DATA TO USE –

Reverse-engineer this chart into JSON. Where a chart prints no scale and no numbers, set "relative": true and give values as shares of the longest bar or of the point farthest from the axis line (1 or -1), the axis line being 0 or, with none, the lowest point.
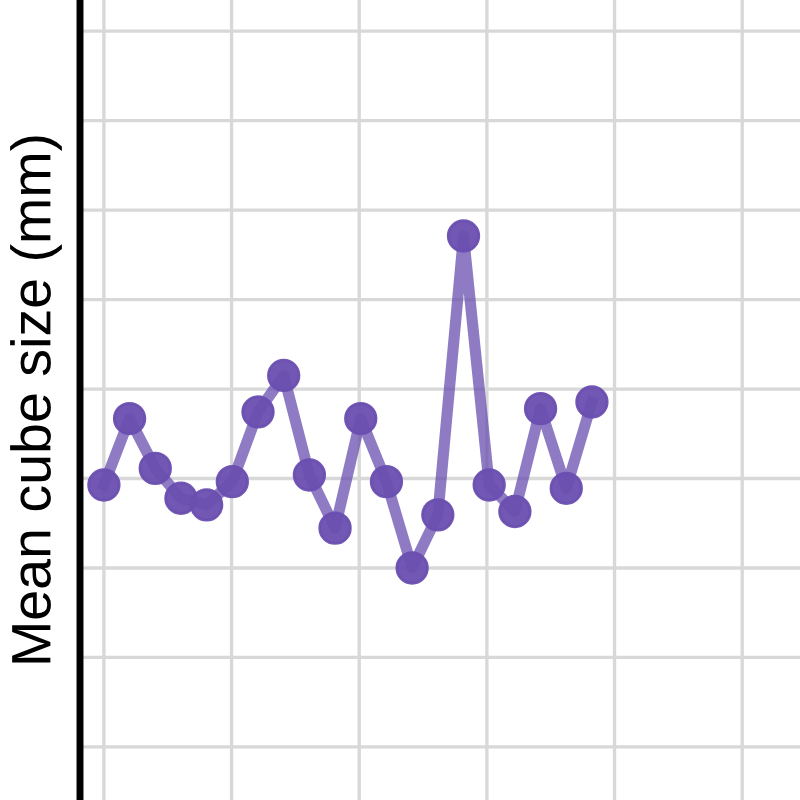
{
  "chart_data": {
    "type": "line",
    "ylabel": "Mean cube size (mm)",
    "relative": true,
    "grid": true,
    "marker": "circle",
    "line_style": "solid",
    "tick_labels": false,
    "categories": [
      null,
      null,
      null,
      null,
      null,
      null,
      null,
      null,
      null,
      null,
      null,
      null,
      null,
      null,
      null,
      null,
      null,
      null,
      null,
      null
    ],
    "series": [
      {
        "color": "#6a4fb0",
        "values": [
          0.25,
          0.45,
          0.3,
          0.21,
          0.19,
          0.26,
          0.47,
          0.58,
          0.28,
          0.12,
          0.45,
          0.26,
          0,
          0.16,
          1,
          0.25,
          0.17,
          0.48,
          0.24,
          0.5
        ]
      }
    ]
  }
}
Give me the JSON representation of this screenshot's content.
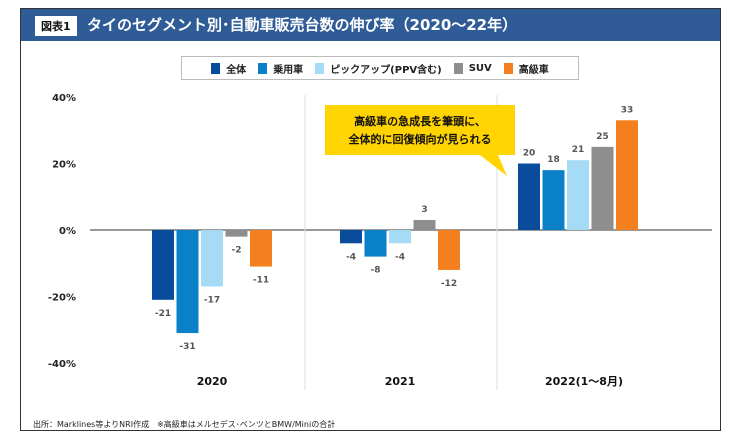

--

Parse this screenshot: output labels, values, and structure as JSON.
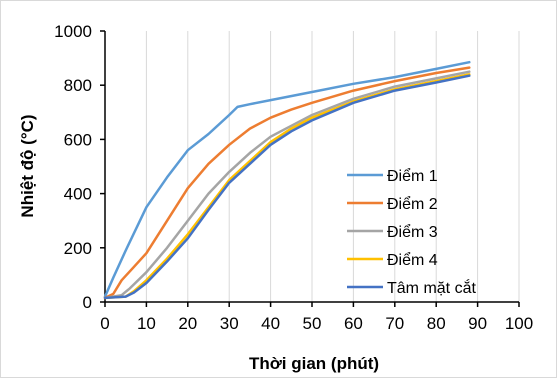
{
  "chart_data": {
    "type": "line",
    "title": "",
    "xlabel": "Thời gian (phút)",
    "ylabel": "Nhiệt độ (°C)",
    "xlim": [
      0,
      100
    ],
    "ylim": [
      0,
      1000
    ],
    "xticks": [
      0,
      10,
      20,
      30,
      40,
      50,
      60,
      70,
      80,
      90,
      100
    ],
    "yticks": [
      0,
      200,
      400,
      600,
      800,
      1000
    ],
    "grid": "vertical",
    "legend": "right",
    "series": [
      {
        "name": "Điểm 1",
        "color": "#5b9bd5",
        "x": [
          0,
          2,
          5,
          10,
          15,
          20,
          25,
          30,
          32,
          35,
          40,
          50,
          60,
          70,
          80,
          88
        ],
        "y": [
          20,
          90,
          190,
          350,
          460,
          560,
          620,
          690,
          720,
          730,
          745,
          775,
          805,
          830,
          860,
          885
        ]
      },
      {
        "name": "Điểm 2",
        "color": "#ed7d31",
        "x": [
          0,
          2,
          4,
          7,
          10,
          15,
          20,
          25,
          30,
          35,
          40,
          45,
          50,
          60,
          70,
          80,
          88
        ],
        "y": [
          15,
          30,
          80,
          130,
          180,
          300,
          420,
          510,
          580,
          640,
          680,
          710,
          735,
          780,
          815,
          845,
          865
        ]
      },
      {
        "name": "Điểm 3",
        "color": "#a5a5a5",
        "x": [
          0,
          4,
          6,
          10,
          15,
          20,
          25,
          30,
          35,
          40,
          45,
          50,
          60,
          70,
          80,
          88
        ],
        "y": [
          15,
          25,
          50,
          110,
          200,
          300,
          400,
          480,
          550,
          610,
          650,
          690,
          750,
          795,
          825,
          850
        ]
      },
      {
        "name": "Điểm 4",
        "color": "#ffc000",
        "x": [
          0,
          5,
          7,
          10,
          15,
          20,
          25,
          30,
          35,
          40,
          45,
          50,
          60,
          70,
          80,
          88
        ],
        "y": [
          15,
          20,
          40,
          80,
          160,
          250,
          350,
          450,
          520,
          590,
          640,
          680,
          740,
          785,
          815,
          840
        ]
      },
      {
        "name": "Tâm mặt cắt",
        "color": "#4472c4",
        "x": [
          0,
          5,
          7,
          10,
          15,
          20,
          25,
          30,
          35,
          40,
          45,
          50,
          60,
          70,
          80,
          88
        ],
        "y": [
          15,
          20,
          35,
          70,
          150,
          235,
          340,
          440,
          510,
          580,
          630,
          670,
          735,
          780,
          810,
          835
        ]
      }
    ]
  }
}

STATED TASK –
Above are the records. Print exactly the lines from the one containing "Reverse-engineer this chart" to the one containing "Give me the", both included, and nothing else; pictures are excluded.

RESULT OF THIS TASK –
Reverse-engineer this chart into JSON. Where a chart prints no scale and no numbers, set "relative": true and give values as shares of the longest bar or of the point farthest from the axis line (1 or -1), the axis line being 0 or, with none, the lowest point.
{
  "chart_data": {
    "type": "line",
    "ylabel": "Mean cube size (mm)",
    "relative": true,
    "grid": true,
    "marker": "circle",
    "line_style": "solid",
    "tick_labels": false,
    "categories": [
      null,
      null,
      null,
      null,
      null,
      null,
      null,
      null,
      null,
      null,
      null,
      null,
      null,
      null,
      null,
      null,
      null,
      null,
      null,
      null
    ],
    "series": [
      {
        "color": "#6a4fb0",
        "values": [
          0.25,
          0.45,
          0.3,
          0.21,
          0.19,
          0.26,
          0.47,
          0.58,
          0.28,
          0.12,
          0.45,
          0.26,
          0,
          0.16,
          1,
          0.25,
          0.17,
          0.48,
          0.24,
          0.5
        ]
      }
    ]
  }
}
Give me the JSON representation of this screenshot's content.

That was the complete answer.